[A run of records]
++++++

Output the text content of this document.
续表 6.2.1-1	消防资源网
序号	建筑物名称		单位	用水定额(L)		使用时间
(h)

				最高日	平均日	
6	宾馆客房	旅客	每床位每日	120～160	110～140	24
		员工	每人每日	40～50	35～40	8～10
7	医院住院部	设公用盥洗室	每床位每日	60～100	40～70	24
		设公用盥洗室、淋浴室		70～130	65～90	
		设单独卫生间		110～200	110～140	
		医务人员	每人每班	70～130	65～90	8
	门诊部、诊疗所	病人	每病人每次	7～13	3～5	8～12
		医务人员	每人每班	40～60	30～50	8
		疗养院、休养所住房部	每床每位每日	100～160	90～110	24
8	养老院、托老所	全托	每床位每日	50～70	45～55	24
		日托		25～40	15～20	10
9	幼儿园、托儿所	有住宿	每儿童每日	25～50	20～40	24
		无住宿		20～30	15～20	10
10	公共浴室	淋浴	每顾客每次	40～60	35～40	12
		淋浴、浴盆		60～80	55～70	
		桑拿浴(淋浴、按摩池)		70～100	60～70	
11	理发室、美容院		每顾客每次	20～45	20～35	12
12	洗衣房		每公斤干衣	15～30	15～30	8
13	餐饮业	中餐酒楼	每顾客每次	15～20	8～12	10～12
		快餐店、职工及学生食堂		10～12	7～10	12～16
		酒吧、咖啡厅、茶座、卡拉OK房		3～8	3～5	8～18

++++++

Transcribe the data. Leave every line exactly as it is.

Output the text content of this document.
续表 6.2.1-1	消防资源网
序号	建筑物名称		单位	用水定额(L)		使用时间
(h)

				最高日	平均日	
6	宾馆客房	旅客	每床位每日	120～160	110～140	24
		员工	每人每日	40～50	35～40	8～10
7	医院住院部	设公用盥洗室	每床位每日	60～100	40～70	24
		设公用盥洗室、淋浴室		70～130	65～90	
		设单独卫生间		110～200	110～140	
		医务人员	每人每班	70～130	65～90	8
	门诊部、诊疗所	病人	每病人每次	7～13	3～5	8～12
		医务人员	每人每班	40～60	30～50	8
		疗养院、休养所住房部	每床每位每日	100～160	90～110	24
8	养老院、托老所	全托	每床位每日	50～70	45～55	24
		日托		25～40	15～20	10
9	幼儿园、托儿所	有住宿	每儿童每日	25～50	20～40	24
		无住宿		20～30	15～20	10
10	公共浴室	淋浴	每顾客每次	40～60	35～40	12
		淋浴、浴盆		60～80	55～70	
		桑拿浴(淋浴、按摩池)		70～100	60～70	
11	理发室、美容院		每顾客每次	20～45	20～35	12
12	洗衣房		每公斤干衣	15～30	15～30	8
13	餐饮业	中餐酒楼	每顾客每次	15～20	8～12	10～12
		快餐店、职工及学生食堂		10～12	7～10	12～16
		酒吧、咖啡厅、茶座、卡拉OK房		3～8	3～5	8～18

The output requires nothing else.